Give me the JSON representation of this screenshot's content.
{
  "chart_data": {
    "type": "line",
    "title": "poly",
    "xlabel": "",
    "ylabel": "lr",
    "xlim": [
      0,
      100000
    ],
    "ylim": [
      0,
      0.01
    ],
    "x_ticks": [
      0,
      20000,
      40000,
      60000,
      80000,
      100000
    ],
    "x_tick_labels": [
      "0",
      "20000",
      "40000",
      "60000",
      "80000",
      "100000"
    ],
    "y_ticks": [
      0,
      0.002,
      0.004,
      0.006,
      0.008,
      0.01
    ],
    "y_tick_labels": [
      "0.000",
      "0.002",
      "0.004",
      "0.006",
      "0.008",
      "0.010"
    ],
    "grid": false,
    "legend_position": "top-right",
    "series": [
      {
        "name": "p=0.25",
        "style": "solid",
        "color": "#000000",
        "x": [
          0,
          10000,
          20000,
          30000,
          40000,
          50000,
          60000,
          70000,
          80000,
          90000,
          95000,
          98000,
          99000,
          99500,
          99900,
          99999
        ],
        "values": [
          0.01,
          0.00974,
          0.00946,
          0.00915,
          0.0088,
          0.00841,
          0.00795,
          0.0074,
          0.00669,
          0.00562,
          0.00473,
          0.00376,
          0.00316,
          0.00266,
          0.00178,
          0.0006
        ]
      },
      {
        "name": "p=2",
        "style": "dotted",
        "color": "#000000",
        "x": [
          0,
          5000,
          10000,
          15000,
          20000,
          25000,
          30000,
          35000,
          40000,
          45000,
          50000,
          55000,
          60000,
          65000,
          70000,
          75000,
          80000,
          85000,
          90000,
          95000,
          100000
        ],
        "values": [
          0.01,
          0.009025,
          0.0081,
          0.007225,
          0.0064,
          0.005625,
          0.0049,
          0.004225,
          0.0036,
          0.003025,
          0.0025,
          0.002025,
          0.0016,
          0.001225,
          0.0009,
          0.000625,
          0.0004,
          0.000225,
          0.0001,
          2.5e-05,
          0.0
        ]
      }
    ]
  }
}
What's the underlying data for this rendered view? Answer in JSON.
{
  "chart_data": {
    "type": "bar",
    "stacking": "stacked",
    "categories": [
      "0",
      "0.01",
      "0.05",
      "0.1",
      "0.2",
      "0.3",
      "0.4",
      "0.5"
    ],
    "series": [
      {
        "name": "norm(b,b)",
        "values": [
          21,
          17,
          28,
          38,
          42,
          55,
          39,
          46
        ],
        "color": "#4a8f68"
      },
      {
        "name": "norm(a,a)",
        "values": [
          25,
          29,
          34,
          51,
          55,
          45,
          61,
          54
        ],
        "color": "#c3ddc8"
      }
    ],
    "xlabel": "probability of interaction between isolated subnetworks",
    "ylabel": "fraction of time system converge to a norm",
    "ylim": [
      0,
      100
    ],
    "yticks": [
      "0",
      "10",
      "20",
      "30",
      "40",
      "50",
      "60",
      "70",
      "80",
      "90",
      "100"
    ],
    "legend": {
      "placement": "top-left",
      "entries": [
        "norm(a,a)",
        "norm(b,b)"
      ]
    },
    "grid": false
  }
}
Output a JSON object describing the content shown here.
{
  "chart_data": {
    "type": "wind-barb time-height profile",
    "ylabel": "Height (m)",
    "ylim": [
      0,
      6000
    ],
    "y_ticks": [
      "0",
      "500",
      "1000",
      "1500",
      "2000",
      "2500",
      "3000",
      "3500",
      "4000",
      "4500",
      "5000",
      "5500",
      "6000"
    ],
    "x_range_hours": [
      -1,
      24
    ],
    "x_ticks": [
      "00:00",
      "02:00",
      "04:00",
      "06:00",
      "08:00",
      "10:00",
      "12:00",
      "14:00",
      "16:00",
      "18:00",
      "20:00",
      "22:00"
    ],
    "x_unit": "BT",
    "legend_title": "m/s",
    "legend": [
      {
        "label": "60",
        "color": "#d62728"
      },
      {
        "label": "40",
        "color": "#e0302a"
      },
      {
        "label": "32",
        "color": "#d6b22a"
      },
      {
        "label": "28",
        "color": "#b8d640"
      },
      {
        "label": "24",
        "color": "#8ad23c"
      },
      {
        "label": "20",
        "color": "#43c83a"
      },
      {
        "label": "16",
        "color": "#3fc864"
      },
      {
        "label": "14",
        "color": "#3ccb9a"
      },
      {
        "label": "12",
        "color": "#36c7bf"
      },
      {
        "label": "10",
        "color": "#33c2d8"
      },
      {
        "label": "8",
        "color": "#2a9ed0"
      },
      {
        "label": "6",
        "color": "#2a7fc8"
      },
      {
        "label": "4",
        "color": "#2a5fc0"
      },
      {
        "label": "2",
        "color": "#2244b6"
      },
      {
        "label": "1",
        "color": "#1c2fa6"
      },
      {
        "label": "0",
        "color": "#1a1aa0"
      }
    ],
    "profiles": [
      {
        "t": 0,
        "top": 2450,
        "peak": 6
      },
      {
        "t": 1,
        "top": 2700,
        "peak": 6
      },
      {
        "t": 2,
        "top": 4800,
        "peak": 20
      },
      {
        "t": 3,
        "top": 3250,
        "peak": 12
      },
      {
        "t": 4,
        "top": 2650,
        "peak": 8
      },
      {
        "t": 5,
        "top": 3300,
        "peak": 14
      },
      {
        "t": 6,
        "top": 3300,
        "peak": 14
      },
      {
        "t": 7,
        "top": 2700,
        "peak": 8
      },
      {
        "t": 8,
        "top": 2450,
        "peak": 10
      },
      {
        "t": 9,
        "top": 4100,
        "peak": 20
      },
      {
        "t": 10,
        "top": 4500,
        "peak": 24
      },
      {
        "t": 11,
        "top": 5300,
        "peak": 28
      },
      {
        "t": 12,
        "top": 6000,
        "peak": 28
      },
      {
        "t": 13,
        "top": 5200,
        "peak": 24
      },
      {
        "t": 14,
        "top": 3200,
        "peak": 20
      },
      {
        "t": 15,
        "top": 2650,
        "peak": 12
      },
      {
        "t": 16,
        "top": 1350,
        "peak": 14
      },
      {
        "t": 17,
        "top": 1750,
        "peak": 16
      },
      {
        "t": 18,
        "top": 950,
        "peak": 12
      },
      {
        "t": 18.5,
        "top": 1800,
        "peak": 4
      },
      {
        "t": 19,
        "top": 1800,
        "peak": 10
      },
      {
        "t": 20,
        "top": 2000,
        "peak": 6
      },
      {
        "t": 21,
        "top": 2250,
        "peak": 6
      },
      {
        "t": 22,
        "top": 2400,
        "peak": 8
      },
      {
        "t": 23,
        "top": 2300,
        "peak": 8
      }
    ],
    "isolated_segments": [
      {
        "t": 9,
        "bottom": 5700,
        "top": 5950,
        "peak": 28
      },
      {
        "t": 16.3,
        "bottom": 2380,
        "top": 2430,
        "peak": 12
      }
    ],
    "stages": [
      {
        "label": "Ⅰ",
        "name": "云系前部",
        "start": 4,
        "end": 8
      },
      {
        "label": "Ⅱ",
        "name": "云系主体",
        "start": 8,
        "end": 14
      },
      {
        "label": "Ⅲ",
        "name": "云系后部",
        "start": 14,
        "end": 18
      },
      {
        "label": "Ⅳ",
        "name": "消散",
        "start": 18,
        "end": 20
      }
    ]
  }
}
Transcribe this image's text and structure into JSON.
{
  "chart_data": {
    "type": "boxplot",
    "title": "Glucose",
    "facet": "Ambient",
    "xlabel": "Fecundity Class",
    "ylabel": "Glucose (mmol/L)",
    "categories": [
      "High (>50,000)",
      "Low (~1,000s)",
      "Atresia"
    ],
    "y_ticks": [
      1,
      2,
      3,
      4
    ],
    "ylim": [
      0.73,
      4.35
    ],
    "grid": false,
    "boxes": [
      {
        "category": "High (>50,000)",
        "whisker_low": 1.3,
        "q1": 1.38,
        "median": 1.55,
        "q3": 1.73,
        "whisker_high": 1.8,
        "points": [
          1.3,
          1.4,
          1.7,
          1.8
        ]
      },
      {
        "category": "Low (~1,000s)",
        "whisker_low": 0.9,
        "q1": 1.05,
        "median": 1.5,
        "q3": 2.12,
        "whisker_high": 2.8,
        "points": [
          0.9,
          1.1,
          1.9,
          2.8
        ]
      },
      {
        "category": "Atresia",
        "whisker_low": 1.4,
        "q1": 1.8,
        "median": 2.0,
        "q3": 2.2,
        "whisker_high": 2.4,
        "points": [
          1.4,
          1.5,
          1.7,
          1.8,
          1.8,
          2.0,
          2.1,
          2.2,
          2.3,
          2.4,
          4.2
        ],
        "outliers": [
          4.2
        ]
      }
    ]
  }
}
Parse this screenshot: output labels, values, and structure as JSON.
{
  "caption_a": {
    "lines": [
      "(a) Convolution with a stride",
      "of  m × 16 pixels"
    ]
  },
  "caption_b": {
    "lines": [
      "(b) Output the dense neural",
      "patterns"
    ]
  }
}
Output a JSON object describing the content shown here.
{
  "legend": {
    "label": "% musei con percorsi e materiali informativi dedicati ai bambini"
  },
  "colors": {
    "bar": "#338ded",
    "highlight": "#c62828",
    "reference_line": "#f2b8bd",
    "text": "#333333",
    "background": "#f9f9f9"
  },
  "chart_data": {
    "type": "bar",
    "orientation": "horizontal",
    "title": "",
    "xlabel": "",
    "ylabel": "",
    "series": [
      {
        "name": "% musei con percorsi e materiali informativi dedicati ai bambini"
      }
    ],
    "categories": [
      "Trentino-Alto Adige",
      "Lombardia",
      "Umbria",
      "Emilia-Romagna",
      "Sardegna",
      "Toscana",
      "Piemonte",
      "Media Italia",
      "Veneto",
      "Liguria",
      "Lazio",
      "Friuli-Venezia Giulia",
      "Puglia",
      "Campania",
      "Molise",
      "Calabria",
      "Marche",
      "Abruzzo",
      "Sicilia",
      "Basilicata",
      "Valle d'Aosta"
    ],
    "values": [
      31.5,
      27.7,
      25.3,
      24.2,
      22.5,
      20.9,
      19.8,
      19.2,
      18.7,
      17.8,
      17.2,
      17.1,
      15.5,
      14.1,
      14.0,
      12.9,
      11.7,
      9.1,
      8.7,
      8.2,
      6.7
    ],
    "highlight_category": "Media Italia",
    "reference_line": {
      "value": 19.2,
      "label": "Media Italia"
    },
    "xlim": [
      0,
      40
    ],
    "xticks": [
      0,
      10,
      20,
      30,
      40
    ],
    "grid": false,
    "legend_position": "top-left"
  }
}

- Task brief: Copy each line that contains the word "musei".

- Answer to this exercise:
    "label": "% musei con percorsi e materiali informativi dedicati ai bambini"
        "name": "% musei con percorsi e materiali informativi dedicati ai bambini"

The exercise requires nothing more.